Stated problem: Return every line below as is, leaving out the pictures.

Dataset items:
────────────────────
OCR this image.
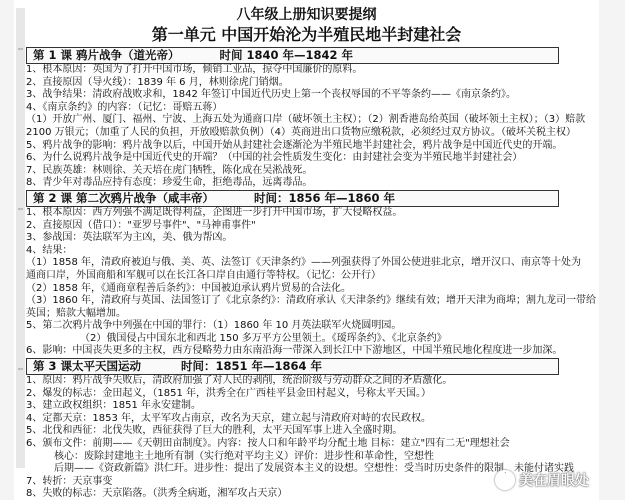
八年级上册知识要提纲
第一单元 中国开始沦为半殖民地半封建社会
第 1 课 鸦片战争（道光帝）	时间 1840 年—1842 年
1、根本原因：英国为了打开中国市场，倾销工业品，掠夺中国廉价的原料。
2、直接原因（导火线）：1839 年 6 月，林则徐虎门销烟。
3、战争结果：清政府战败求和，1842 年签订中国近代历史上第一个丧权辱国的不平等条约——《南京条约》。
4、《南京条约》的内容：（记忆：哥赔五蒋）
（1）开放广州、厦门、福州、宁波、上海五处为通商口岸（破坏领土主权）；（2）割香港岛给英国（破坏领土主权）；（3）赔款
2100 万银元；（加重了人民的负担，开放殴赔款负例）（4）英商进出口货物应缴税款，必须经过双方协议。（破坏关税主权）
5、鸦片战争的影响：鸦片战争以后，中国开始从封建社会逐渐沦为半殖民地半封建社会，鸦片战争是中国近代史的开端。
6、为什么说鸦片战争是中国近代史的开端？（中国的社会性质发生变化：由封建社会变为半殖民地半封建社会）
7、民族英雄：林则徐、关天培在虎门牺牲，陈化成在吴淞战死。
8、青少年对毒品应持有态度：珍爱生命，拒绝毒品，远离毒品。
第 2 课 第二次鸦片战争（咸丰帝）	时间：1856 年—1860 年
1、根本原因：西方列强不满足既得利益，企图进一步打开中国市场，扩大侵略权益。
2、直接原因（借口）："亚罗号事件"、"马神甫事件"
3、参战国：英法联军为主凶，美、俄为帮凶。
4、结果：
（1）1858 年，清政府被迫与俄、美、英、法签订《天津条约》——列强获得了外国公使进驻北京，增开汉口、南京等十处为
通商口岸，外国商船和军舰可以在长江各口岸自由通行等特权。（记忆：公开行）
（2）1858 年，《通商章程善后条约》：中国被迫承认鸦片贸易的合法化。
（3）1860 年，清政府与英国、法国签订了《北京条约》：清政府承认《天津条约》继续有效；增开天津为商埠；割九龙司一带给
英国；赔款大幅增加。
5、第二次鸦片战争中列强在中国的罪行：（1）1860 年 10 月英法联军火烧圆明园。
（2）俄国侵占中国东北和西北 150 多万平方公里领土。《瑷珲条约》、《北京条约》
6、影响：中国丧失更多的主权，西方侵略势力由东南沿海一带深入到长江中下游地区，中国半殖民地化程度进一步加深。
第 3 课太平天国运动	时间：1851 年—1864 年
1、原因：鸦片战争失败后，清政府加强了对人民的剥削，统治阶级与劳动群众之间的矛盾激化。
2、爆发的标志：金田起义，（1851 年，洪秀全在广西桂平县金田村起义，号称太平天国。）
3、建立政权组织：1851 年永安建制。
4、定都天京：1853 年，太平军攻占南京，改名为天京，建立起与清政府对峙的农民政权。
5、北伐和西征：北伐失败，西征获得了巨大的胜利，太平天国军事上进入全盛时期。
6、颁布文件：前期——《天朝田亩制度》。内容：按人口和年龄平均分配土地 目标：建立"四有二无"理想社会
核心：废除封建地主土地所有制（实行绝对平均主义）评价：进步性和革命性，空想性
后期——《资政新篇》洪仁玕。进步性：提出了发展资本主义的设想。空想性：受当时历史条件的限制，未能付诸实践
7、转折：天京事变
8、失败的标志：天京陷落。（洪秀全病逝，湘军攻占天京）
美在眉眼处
────────────────────
Finished exercise:
OCR this image.
八年级上册知识要提纲
第一单元 中国开始沦为半殖民地半封建社会
第 1 课 鸦片战争（道光帝）	时间 1840 年—1842 年
1、根本原因：英国为了打开中国市场，倾销工业品，掠夺中国廉价的原料。
2、直接原因（导火线）：1839 年 6 月，林则徐虎门销烟。
3、战争结果：清政府战败求和，1842 年签订中国近代历史上第一个丧权辱国的不平等条约——《南京条约》。
4、《南京条约》的内容：（记忆：哥赔五蒋）
（1）开放广州、厦门、福州、宁波、上海五处为通商口岸（破坏领土主权）；（2）割香港岛给英国（破坏领土主权）；（3）赔款
2100 万银元；（加重了人民的负担，开放殴赔款负例）（4）英商进出口货物应缴税款，必须经过双方协议。（破坏关税主权）
5、鸦片战争的影响：鸦片战争以后，中国开始从封建社会逐渐沦为半殖民地半封建社会，鸦片战争是中国近代史的开端。
6、为什么说鸦片战争是中国近代史的开端？（中国的社会性质发生变化：由封建社会变为半殖民地半封建社会）
7、民族英雄：林则徐、关天培在虎门牺牲，陈化成在吴淞战死。
8、青少年对毒品应持有态度：珍爱生命，拒绝毒品，远离毒品。
第 2 课 第二次鸦片战争（咸丰帝）	时间：1856 年—1860 年
1、根本原因：西方列强不满足既得利益，企图进一步打开中国市场，扩大侵略权益。
2、直接原因（借口）："亚罗号事件"、"马神甫事件"
3、参战国：英法联军为主凶，美、俄为帮凶。
4、结果：
（1）1858 年，清政府被迫与俄、美、英、法签订《天津条约》——列强获得了外国公使进驻北京，增开汉口、南京等十处为
通商口岸，外国商船和军舰可以在长江各口岸自由通行等特权。（记忆：公开行）
（2）1858 年，《通商章程善后条约》：中国被迫承认鸦片贸易的合法化。
（3）1860 年，清政府与英国、法国签订了《北京条约》：清政府承认《天津条约》继续有效；增开天津为商埠；割九龙司一带给
英国；赔款大幅增加。
5、第二次鸦片战争中列强在中国的罪行：（1）1860 年 10 月英法联军火烧圆明园。
（2）俄国侵占中国东北和西北 150 多万平方公里领土。《瑷珲条约》、《北京条约》
6、影响：中国丧失更多的主权，西方侵略势力由东南沿海一带深入到长江中下游地区，中国半殖民地化程度进一步加深。
第 3 课太平天国运动	时间：1851 年—1864 年
1、原因：鸦片战争失败后，清政府加强了对人民的剥削，统治阶级与劳动群众之间的矛盾激化。
2、爆发的标志：金田起义，（1851 年，洪秀全在广西桂平县金田村起义，号称太平天国。）
3、建立政权组织：1851 年永安建制。
4、定都天京：1853 年，太平军攻占南京，改名为天京，建立起与清政府对峙的农民政权。
5、北伐和西征：北伐失败，西征获得了巨大的胜利，太平天国军事上进入全盛时期。
6、颁布文件：前期——《天朝田亩制度》。内容：按人口和年龄平均分配土地 目标：建立"四有二无"理想社会
核心：废除封建地主土地所有制（实行绝对平均主义）评价：进步性和革命性，空想性
后期——《资政新篇》洪仁玕。进步性：提出了发展资本主义的设想。空想性：受当时历史条件的限制，未能付诸实践
7、转折：天京事变
8、失败的标志：天京陷落。（洪秀全病逝，湘军攻占天京）
美在眉眼处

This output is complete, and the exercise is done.